Information supplied.
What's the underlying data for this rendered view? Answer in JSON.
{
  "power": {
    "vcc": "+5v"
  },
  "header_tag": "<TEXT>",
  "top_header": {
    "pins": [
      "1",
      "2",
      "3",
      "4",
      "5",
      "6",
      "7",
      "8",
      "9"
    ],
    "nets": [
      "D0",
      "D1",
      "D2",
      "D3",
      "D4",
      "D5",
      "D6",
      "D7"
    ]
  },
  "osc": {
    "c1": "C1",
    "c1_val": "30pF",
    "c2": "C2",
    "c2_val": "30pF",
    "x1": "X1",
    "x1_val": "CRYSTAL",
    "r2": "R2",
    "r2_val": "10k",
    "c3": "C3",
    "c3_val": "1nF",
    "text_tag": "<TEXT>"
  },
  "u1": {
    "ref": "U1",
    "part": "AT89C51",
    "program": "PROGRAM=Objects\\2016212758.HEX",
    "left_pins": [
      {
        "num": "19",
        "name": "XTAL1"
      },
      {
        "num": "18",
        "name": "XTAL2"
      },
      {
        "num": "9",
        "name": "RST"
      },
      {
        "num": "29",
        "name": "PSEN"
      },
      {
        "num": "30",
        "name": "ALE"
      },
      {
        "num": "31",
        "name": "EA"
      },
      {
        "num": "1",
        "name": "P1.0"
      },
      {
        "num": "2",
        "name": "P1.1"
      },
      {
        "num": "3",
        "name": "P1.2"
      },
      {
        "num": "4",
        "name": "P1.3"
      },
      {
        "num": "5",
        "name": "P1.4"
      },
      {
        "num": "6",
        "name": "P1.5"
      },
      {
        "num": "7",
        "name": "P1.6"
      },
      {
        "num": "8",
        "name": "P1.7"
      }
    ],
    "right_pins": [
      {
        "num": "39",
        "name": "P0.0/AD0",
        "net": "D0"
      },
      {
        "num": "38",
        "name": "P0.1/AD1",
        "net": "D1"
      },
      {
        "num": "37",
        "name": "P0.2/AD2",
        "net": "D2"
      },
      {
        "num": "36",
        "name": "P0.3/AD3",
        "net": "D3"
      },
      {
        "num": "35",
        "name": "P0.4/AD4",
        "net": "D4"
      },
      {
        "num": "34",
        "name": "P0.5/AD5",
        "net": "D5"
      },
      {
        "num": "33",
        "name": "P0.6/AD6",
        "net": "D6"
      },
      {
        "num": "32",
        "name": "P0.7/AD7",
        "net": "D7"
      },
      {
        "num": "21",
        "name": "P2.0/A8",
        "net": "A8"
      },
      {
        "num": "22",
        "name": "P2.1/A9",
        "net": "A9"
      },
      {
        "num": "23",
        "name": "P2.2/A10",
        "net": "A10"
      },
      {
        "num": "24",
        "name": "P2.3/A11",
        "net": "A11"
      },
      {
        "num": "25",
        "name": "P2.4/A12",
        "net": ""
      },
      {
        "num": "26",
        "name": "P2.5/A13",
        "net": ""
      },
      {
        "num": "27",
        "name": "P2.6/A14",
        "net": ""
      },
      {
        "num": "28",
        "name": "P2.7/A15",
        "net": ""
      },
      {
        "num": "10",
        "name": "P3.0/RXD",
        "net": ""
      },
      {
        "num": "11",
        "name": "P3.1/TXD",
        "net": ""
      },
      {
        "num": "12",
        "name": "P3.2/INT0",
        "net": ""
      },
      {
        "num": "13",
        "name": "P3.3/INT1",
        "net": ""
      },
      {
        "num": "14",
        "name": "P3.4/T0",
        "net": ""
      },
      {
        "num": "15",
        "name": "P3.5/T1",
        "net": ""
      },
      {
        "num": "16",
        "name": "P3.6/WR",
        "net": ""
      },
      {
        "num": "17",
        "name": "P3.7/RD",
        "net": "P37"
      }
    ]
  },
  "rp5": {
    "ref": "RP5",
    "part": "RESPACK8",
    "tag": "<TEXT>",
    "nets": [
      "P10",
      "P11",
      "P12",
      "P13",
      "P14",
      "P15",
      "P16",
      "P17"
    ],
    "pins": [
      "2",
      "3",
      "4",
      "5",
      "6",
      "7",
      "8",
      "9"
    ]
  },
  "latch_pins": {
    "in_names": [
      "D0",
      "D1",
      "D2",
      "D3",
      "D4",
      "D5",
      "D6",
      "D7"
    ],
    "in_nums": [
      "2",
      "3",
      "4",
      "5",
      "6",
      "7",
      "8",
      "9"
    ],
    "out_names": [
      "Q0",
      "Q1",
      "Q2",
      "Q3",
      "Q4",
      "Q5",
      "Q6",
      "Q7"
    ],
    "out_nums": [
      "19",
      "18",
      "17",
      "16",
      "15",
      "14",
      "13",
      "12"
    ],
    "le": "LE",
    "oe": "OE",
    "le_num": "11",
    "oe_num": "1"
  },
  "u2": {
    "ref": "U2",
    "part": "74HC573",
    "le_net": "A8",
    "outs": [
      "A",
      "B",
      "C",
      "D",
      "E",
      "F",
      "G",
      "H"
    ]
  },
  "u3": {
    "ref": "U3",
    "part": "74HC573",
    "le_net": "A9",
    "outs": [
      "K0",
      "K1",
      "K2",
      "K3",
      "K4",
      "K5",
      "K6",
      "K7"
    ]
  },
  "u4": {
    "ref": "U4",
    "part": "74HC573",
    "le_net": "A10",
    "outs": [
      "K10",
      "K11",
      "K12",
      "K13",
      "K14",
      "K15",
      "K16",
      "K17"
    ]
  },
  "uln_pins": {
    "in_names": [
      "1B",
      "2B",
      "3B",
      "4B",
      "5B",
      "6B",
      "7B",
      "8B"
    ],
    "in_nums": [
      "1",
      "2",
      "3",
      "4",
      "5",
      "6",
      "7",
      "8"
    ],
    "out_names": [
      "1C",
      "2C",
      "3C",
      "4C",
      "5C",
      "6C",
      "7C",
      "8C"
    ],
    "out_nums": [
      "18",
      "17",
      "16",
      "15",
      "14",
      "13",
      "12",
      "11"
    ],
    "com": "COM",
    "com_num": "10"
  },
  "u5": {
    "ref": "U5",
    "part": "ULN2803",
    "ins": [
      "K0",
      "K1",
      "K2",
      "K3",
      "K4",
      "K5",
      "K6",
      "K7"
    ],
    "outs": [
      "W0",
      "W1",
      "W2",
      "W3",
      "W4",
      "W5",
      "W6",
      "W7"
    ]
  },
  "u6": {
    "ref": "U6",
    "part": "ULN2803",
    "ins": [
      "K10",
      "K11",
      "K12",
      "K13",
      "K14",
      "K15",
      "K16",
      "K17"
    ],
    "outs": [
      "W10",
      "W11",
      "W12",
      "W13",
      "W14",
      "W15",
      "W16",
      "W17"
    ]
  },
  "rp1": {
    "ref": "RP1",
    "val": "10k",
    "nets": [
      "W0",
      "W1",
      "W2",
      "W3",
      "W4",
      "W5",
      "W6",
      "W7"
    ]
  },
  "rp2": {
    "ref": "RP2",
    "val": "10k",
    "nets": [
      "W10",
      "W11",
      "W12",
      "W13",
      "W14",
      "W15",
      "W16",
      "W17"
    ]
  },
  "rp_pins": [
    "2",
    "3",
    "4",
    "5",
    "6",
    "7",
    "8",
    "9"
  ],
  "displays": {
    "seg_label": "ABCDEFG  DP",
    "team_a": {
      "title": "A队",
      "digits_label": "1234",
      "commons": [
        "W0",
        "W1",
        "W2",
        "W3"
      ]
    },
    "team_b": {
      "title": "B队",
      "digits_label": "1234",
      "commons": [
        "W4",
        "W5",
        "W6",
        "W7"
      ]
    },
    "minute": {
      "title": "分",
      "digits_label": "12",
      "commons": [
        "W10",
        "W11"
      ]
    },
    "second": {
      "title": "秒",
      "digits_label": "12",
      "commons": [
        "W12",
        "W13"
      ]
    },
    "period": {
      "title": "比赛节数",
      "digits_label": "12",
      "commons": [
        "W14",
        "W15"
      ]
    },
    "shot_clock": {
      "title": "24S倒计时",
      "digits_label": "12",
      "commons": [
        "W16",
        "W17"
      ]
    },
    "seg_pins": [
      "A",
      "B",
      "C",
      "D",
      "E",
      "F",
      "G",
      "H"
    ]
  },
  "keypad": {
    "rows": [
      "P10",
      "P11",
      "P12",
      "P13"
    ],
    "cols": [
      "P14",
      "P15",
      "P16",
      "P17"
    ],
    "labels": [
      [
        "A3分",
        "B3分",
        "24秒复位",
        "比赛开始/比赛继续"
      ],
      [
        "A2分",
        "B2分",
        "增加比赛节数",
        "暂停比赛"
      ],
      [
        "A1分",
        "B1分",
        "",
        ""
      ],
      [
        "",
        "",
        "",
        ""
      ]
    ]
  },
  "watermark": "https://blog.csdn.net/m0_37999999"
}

Aim.
Find "TEXT". Copy every line it occurs in.

Exercise answer.
  "header_tag": "<TEXT>",
    "text_tag": "<TEXT>"
    "tag": "<TEXT>",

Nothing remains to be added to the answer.